» Written request:
Scan the data that follows and count the lines with the string "system"; answer with the count alone.

┌──

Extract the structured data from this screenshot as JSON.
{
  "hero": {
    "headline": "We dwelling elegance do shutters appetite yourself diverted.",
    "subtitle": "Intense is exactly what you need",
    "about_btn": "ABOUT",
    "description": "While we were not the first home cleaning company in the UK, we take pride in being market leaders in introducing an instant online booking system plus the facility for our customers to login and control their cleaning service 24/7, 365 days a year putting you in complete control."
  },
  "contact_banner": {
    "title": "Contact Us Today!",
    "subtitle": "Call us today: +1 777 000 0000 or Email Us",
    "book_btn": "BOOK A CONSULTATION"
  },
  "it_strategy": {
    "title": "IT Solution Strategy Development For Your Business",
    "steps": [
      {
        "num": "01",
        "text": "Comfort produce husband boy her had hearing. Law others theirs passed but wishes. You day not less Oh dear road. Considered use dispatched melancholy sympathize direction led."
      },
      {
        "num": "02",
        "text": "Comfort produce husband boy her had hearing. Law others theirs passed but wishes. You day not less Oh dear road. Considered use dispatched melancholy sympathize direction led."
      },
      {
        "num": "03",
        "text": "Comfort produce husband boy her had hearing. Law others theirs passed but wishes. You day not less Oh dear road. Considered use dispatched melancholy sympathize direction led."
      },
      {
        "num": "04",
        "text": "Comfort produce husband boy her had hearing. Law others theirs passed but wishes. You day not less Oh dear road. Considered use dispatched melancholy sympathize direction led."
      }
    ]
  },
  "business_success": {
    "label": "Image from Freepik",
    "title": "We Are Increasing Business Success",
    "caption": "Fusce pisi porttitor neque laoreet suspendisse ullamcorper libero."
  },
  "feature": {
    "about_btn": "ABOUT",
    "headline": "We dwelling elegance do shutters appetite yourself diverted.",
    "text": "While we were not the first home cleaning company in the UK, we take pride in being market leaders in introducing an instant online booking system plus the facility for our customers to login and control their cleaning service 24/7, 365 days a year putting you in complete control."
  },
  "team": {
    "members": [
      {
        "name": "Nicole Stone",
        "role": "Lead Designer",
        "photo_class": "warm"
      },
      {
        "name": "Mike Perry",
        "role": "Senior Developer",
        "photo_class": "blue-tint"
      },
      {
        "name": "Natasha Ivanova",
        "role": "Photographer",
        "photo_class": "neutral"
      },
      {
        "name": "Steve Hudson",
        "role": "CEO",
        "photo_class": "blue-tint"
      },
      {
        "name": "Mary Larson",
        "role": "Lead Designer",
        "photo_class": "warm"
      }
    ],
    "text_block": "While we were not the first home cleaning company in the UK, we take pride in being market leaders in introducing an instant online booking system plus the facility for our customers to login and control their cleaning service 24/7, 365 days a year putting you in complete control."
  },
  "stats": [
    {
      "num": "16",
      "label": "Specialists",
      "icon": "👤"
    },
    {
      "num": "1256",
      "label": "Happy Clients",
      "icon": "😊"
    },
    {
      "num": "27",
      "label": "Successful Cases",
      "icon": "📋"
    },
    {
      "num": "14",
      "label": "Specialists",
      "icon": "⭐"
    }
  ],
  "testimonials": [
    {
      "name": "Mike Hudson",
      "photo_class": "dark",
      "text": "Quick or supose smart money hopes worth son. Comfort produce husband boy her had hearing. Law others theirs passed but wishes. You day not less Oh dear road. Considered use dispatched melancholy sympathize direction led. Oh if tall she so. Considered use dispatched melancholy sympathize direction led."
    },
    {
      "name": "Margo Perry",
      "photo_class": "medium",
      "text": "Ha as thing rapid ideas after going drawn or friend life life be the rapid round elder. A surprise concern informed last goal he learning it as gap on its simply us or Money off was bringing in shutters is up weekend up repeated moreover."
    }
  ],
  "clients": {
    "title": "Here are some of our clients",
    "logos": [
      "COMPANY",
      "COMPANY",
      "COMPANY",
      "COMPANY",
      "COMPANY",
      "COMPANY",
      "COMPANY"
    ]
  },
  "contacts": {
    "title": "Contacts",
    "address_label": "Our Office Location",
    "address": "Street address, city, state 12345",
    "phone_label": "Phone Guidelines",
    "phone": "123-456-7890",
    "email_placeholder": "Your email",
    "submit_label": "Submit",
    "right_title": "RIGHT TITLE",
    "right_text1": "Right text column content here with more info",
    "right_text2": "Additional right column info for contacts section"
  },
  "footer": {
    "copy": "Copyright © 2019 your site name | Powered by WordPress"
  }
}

└──

» Answer to the problem:
3